Reproduce the listing below line for line without changing anything, and omit the picture.

Data:
--------------------------------
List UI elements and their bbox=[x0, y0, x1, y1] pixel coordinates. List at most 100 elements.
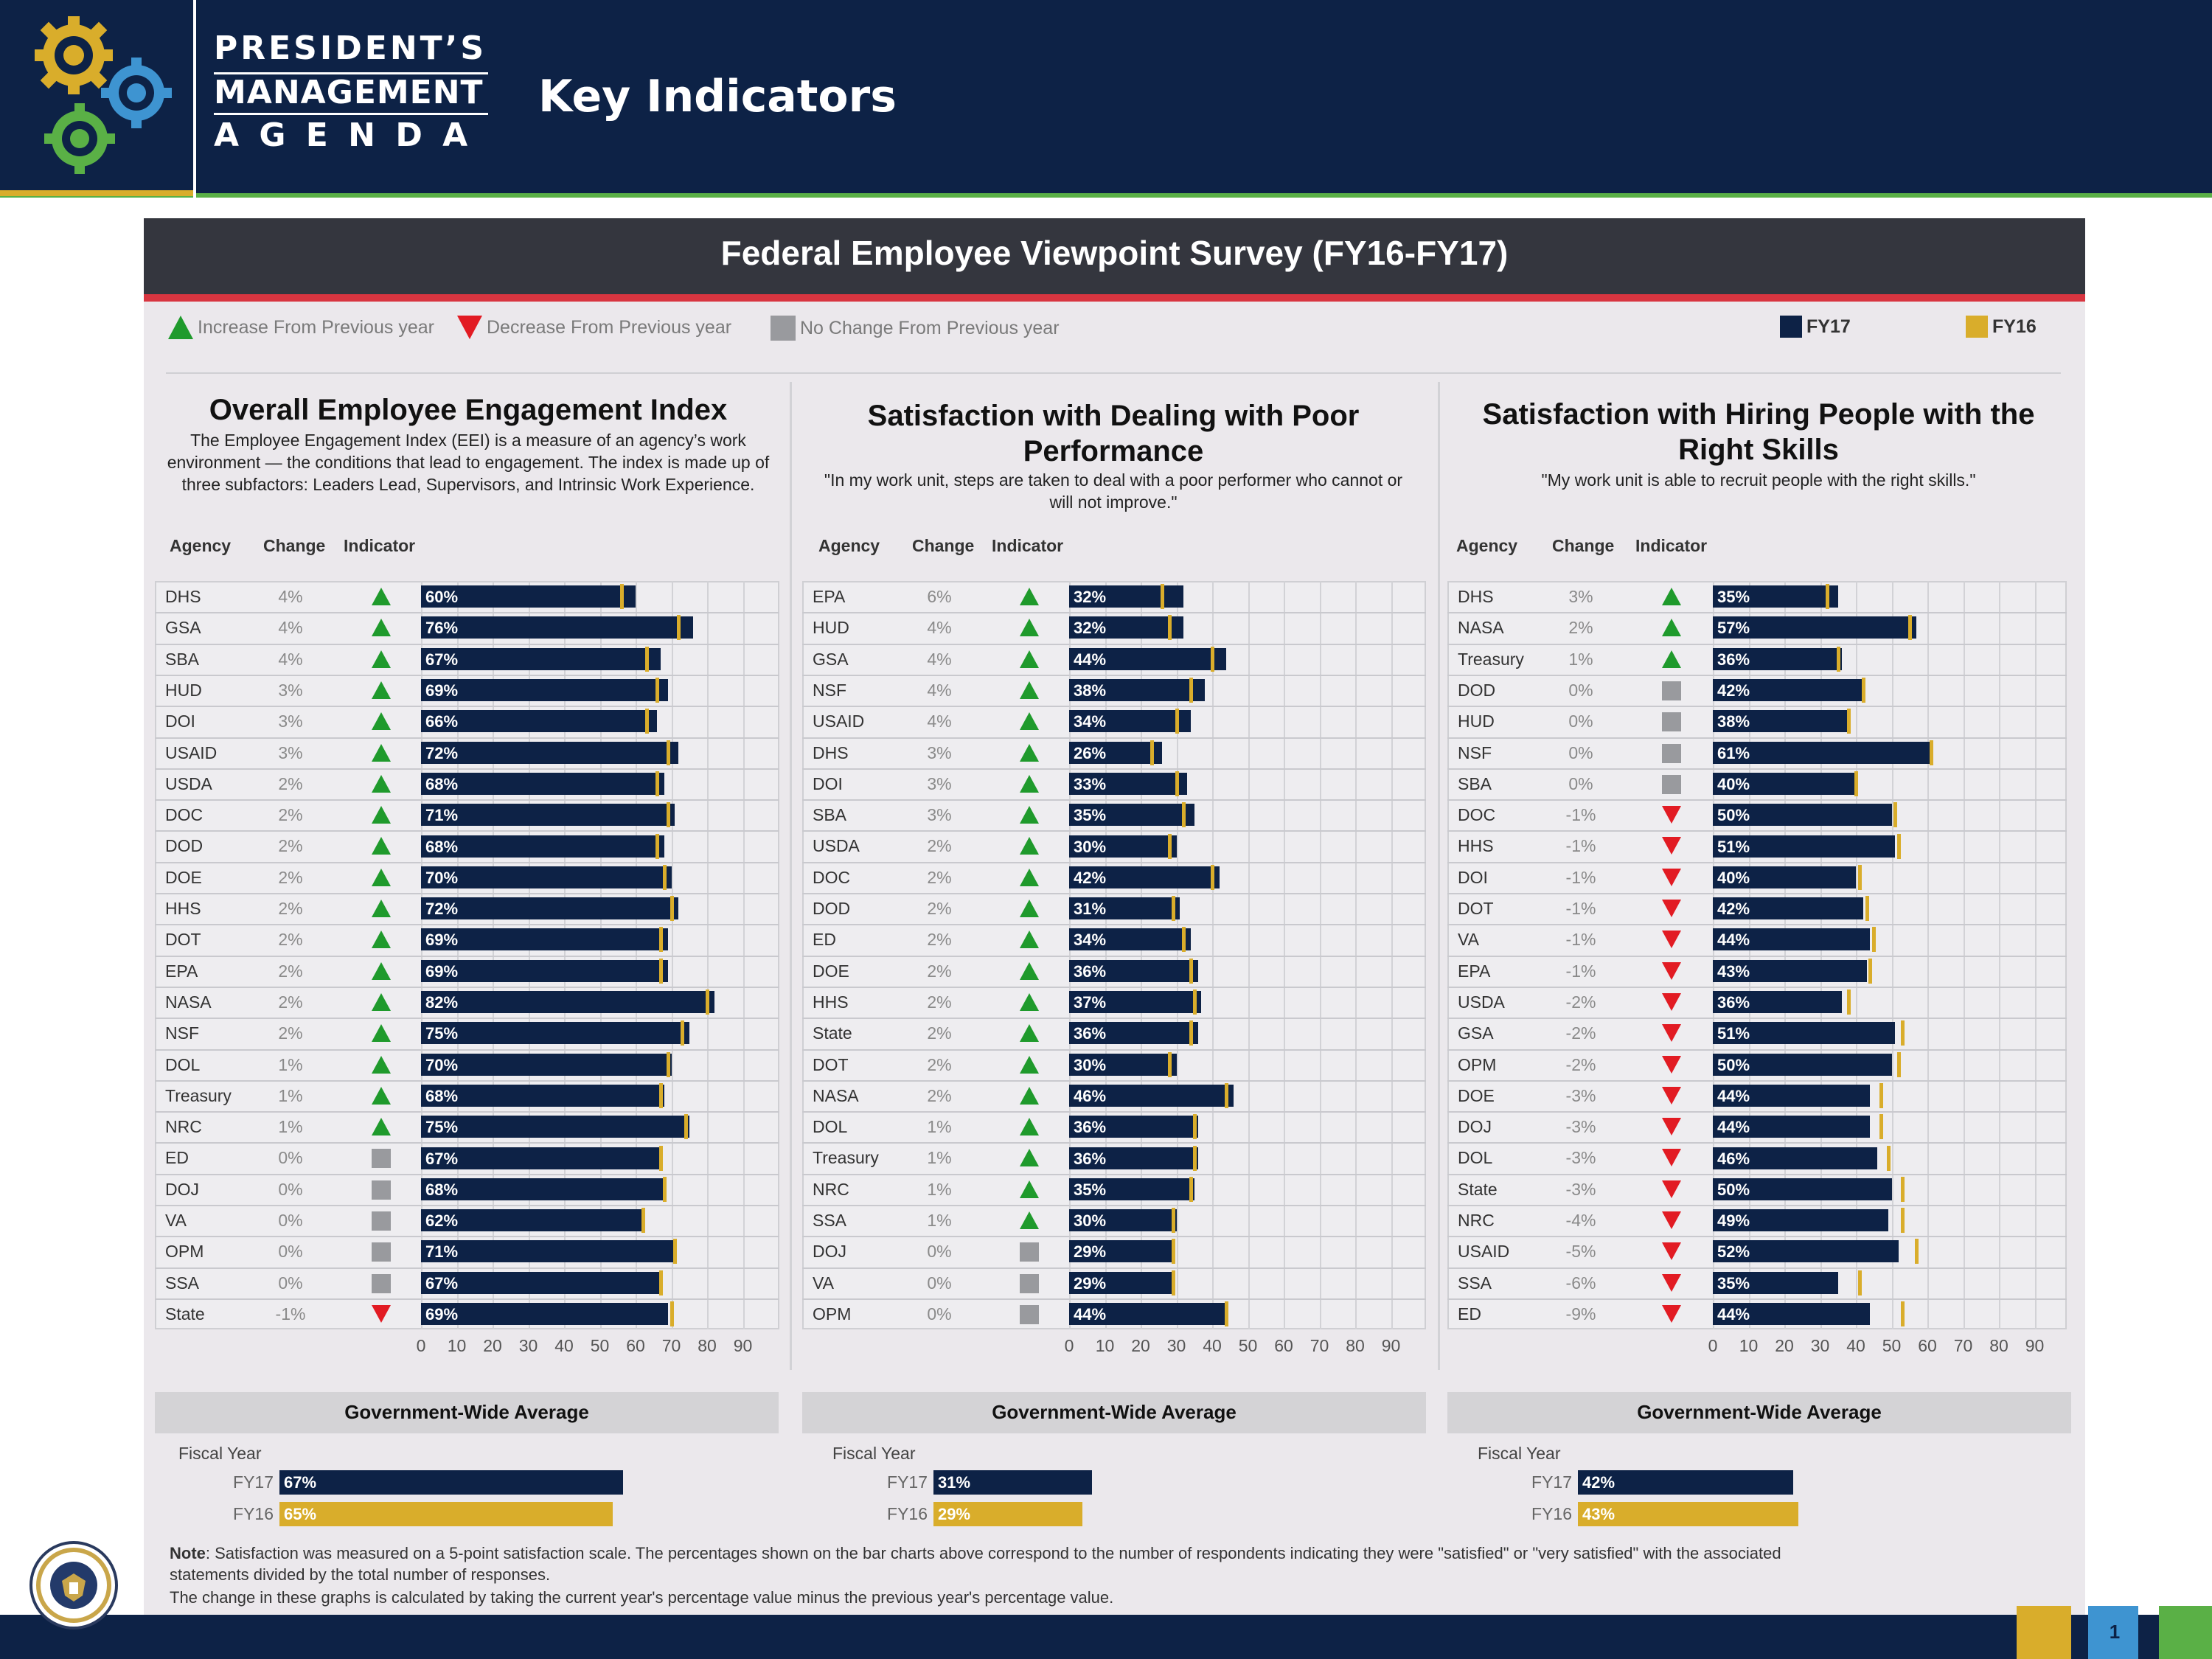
change-value: 3% bbox=[927, 805, 952, 825]
fy17-bar bbox=[421, 1240, 675, 1263]
increase-triangle-icon bbox=[1020, 868, 1039, 886]
fy17-bar-label: 44% bbox=[1074, 650, 1107, 669]
agency-name: EPA bbox=[1458, 961, 1491, 981]
agency-name: SBA bbox=[813, 805, 847, 825]
avg-header: Government-Wide Average bbox=[344, 1401, 589, 1423]
agency-name: SSA bbox=[813, 1211, 847, 1230]
avg-header-bg bbox=[802, 1392, 1426, 1433]
nochange-square-icon bbox=[372, 1149, 391, 1169]
change-value: 3% bbox=[278, 712, 303, 731]
agency-name: ED bbox=[1458, 1304, 1481, 1324]
increase-triangle-icon bbox=[372, 1055, 391, 1074]
fy17-bar bbox=[1713, 1084, 1871, 1107]
fy17-bar-label: 69% bbox=[425, 681, 459, 700]
agency-name: NRC bbox=[165, 1117, 202, 1137]
fy16-marker bbox=[1167, 833, 1172, 859]
x-tick-label: 40 bbox=[1846, 1336, 1865, 1355]
increase-triangle-icon bbox=[1020, 1024, 1039, 1043]
fy17-bar bbox=[421, 804, 675, 827]
increase-triangle-icon bbox=[1020, 619, 1039, 637]
fy17-bar bbox=[1713, 1271, 1838, 1294]
increase-triangle-icon bbox=[372, 774, 391, 793]
fy16-marker bbox=[644, 646, 649, 672]
logo-accent-stripe bbox=[0, 190, 193, 196]
fy17-bar-label: 50% bbox=[1717, 1055, 1750, 1074]
fy17-bar-label: 50% bbox=[1717, 806, 1750, 825]
row-divider bbox=[802, 1236, 1426, 1238]
fy17-bar-label: 36% bbox=[1074, 961, 1107, 981]
fy16-marker bbox=[1901, 1020, 1905, 1046]
fy16-marker bbox=[1182, 802, 1186, 828]
change-header: Change bbox=[263, 536, 326, 555]
fiscal-year-label: Fiscal Year bbox=[178, 1444, 262, 1463]
agency-name: USDA bbox=[165, 773, 212, 793]
increase-triangle-icon bbox=[372, 1086, 391, 1105]
row-divider bbox=[155, 1111, 779, 1113]
poor-performance-title: Satisfaction with Dealing with Poor Perf… bbox=[867, 400, 1360, 467]
avg-header-bg bbox=[1447, 1392, 2071, 1433]
nochange-square-icon bbox=[1020, 1273, 1039, 1293]
blue-gear-icon bbox=[101, 58, 172, 128]
agency-name: State bbox=[165, 1304, 205, 1324]
row-divider bbox=[155, 612, 779, 614]
fy16-average-bar bbox=[1578, 1502, 1798, 1526]
fy16-marker bbox=[1879, 1114, 1883, 1140]
agency-name: DOJ bbox=[813, 1242, 846, 1262]
legend-decrease-label: Decrease From Previous year bbox=[487, 316, 732, 338]
increase-triangle-icon bbox=[168, 316, 193, 339]
increase-triangle-icon bbox=[1020, 961, 1039, 980]
pma-logo-rule bbox=[214, 72, 488, 74]
increase-triangle-icon bbox=[1020, 1180, 1039, 1198]
fy17-bar bbox=[1069, 647, 1227, 670]
row-divider bbox=[155, 1298, 779, 1300]
nochange-square-icon bbox=[372, 1211, 391, 1231]
fy17-bar-label: 26% bbox=[1074, 743, 1107, 762]
x-tick-label: 10 bbox=[447, 1336, 467, 1355]
nochange-square-icon bbox=[1662, 774, 1681, 794]
agency-name: DOI bbox=[165, 712, 195, 731]
row-divider bbox=[1447, 1298, 2067, 1300]
change-value: -3% bbox=[1565, 1117, 1596, 1137]
fy17-bar bbox=[1713, 741, 1931, 764]
change-value: 2% bbox=[927, 1023, 952, 1043]
footer-bar bbox=[0, 1615, 2212, 1659]
fy17-bar-label: 51% bbox=[1717, 837, 1750, 856]
increase-triangle-icon bbox=[1020, 1211, 1039, 1229]
agency-name: DOE bbox=[1458, 1085, 1495, 1105]
header-bar bbox=[0, 0, 2212, 193]
x-tick-label: 70 bbox=[1310, 1336, 1329, 1355]
decrease-triangle-icon bbox=[1662, 837, 1681, 855]
row-divider bbox=[802, 955, 1426, 957]
average-value-label: 43% bbox=[1582, 1505, 1615, 1523]
row-divider bbox=[1447, 1236, 2067, 1238]
fy17-bar-label: 31% bbox=[1074, 900, 1107, 919]
fy17-bar bbox=[1069, 1116, 1198, 1138]
decrease-triangle-icon bbox=[1662, 931, 1681, 949]
decrease-triangle-icon bbox=[1662, 1304, 1681, 1323]
fy16-marker bbox=[1225, 1082, 1229, 1108]
agency-name: HHS bbox=[1458, 836, 1494, 856]
change-value: -1% bbox=[1565, 805, 1596, 825]
pma-logo-line3: A G E N D A bbox=[214, 116, 473, 154]
fy16-marker bbox=[655, 678, 660, 703]
x-tick-label: 90 bbox=[733, 1336, 753, 1355]
agency-name: DHS bbox=[1458, 587, 1494, 606]
agency-name: DOI bbox=[1458, 867, 1488, 887]
fy17-bar-label: 35% bbox=[1074, 1180, 1107, 1199]
x-tick-label: 0 bbox=[416, 1336, 426, 1355]
green-gear-icon bbox=[44, 103, 115, 174]
fy16-marker bbox=[641, 1208, 645, 1234]
fy16-marker bbox=[1167, 1051, 1172, 1077]
row-divider bbox=[802, 674, 1426, 676]
fy17-bar-label: 69% bbox=[425, 1305, 459, 1324]
poor-performance-description: "In my work unit, steps are taken to dea… bbox=[824, 470, 1403, 512]
fy17-bar bbox=[421, 1084, 664, 1107]
fy17-bar bbox=[421, 928, 668, 951]
gold-gear-icon bbox=[35, 16, 113, 94]
agency-name: HUD bbox=[813, 618, 849, 638]
fy16-marker bbox=[1879, 1082, 1883, 1108]
fy17-bar-label: 61% bbox=[1717, 743, 1750, 762]
fy16-marker bbox=[1854, 771, 1858, 796]
fy17-bar-label: 50% bbox=[1717, 1180, 1750, 1199]
fy16-average-bar bbox=[933, 1502, 1082, 1526]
--------------------------------
Answer for this exercise:
List UI elements and their bbox=[x0, y0, x1, y1] pixel coordinates. List at most 100 elements.
change-value: 3% bbox=[927, 805, 952, 825]
fy17-bar bbox=[421, 1240, 675, 1263]
increase-triangle-icon bbox=[1020, 868, 1039, 886]
fy17-bar-label: 44% bbox=[1074, 650, 1107, 669]
agency-name: EPA bbox=[1458, 961, 1491, 981]
agency-name: SBA bbox=[813, 805, 847, 825]
avg-header: Government-Wide Average bbox=[344, 1401, 589, 1423]
agency-name: SSA bbox=[813, 1211, 847, 1230]
avg-header-bg bbox=[802, 1392, 1426, 1433]
nochange-square-icon bbox=[372, 1149, 391, 1169]
change-value: 3% bbox=[278, 712, 303, 731]
agency-name: ED bbox=[1458, 1304, 1481, 1324]
increase-triangle-icon bbox=[372, 1055, 391, 1074]
fy17-bar bbox=[1713, 1084, 1871, 1107]
fy17-bar-label: 69% bbox=[425, 681, 459, 700]
agency-name: NRC bbox=[165, 1117, 202, 1137]
fy16-marker bbox=[1167, 833, 1172, 859]
x-tick-label: 40 bbox=[1846, 1336, 1865, 1355]
increase-triangle-icon bbox=[1020, 1024, 1039, 1043]
fy17-bar bbox=[421, 804, 675, 827]
increase-triangle-icon bbox=[1020, 619, 1039, 637]
fy17-bar bbox=[1713, 1271, 1838, 1294]
increase-triangle-icon bbox=[372, 774, 391, 793]
fy16-marker bbox=[644, 646, 649, 672]
logo-accent-stripe bbox=[0, 190, 193, 196]
fy17-bar-label: 50% bbox=[1717, 1055, 1750, 1074]
fy17-bar-label: 50% bbox=[1717, 806, 1750, 825]
row-divider bbox=[802, 1236, 1426, 1238]
fy17-bar-label: 36% bbox=[1074, 961, 1107, 981]
fy16-marker bbox=[1901, 1020, 1905, 1046]
fy16-marker bbox=[1182, 802, 1186, 828]
change-header: Change bbox=[263, 536, 326, 555]
fiscal-year-label: Fiscal Year bbox=[178, 1444, 262, 1463]
agency-name: USDA bbox=[165, 773, 212, 793]
increase-triangle-icon bbox=[372, 1086, 391, 1105]
row-divider bbox=[155, 1111, 779, 1113]
poor-performance-title: Satisfaction with Dealing with Poor Perf… bbox=[867, 400, 1360, 467]
avg-header-bg bbox=[1447, 1392, 2071, 1433]
nochange-square-icon bbox=[1020, 1273, 1039, 1293]
blue-gear-icon bbox=[101, 58, 172, 128]
agency-name: State bbox=[165, 1304, 205, 1324]
row-divider bbox=[155, 612, 779, 614]
fy16-average-bar bbox=[1578, 1502, 1798, 1526]
fy16-marker bbox=[1879, 1114, 1883, 1140]
agency-name: DOJ bbox=[813, 1242, 846, 1262]
legend-decrease-label: Decrease From Previous year bbox=[487, 316, 732, 338]
increase-triangle-icon bbox=[168, 316, 193, 339]
increase-triangle-icon bbox=[1020, 961, 1039, 980]
pma-logo-rule bbox=[214, 72, 488, 74]
increase-triangle-icon bbox=[1020, 1180, 1039, 1198]
fy17-bar bbox=[1069, 647, 1227, 670]
row-divider bbox=[155, 1298, 779, 1300]
nochange-square-icon bbox=[372, 1211, 391, 1231]
fy17-bar-label: 26% bbox=[1074, 743, 1107, 762]
x-tick-label: 10 bbox=[447, 1336, 467, 1355]
nochange-square-icon bbox=[1662, 774, 1681, 794]
agency-name: DOI bbox=[165, 712, 195, 731]
row-divider bbox=[1447, 1298, 2067, 1300]
change-value: -3% bbox=[1565, 1117, 1596, 1137]
fy17-bar bbox=[1713, 741, 1931, 764]
change-value: 2% bbox=[927, 1023, 952, 1043]
footer-bar bbox=[0, 1615, 2212, 1659]
fy17-bar-label: 51% bbox=[1717, 837, 1750, 856]
increase-triangle-icon bbox=[1020, 1211, 1039, 1229]
agency-name: DOE bbox=[1458, 1085, 1495, 1105]
header-bar bbox=[0, 0, 2212, 193]
x-tick-label: 70 bbox=[1310, 1336, 1329, 1355]
decrease-triangle-icon bbox=[1662, 837, 1681, 855]
row-divider bbox=[802, 955, 1426, 957]
average-value-label: 43% bbox=[1582, 1505, 1615, 1523]
row-divider bbox=[1447, 1236, 2067, 1238]
fy17-bar-label: 31% bbox=[1074, 900, 1107, 919]
fy17-bar bbox=[1069, 1116, 1198, 1138]
decrease-triangle-icon bbox=[1662, 931, 1681, 949]
decrease-triangle-icon bbox=[1662, 1304, 1681, 1323]
fy16-marker bbox=[1225, 1082, 1229, 1108]
agency-name: HHS bbox=[1458, 836, 1494, 856]
change-value: -1% bbox=[1565, 805, 1596, 825]
pma-logo-line3: A G E N D A bbox=[214, 116, 473, 154]
fy16-marker bbox=[655, 678, 660, 703]
x-tick-label: 90 bbox=[733, 1336, 753, 1355]
agency-name: DHS bbox=[1458, 587, 1494, 606]
agency-name: DOI bbox=[1458, 867, 1488, 887]
fy17-bar-label: 35% bbox=[1074, 1180, 1107, 1199]
x-tick-label: 0 bbox=[416, 1336, 426, 1355]
green-gear-icon bbox=[44, 103, 115, 174]
fy16-marker bbox=[641, 1208, 645, 1234]
fy16-marker bbox=[1167, 1051, 1172, 1077]
row-divider bbox=[802, 674, 1426, 676]
fy17-bar-label: 69% bbox=[425, 1305, 459, 1324]
poor-performance-description: "In my work unit, steps are taken to dea… bbox=[824, 470, 1403, 512]
fy17-bar bbox=[421, 1084, 664, 1107]
fy17-bar bbox=[421, 928, 668, 951]
gold-gear-icon bbox=[35, 16, 113, 94]
agency-name: HUD bbox=[813, 618, 849, 638]
fy16-marker bbox=[1879, 1082, 1883, 1108]
fy17-bar-label: 61% bbox=[1717, 743, 1750, 762]
fy16-marker bbox=[1854, 771, 1858, 796]
fy17-bar-label: 50% bbox=[1717, 1180, 1750, 1199]
fy16-average-bar bbox=[933, 1502, 1082, 1526]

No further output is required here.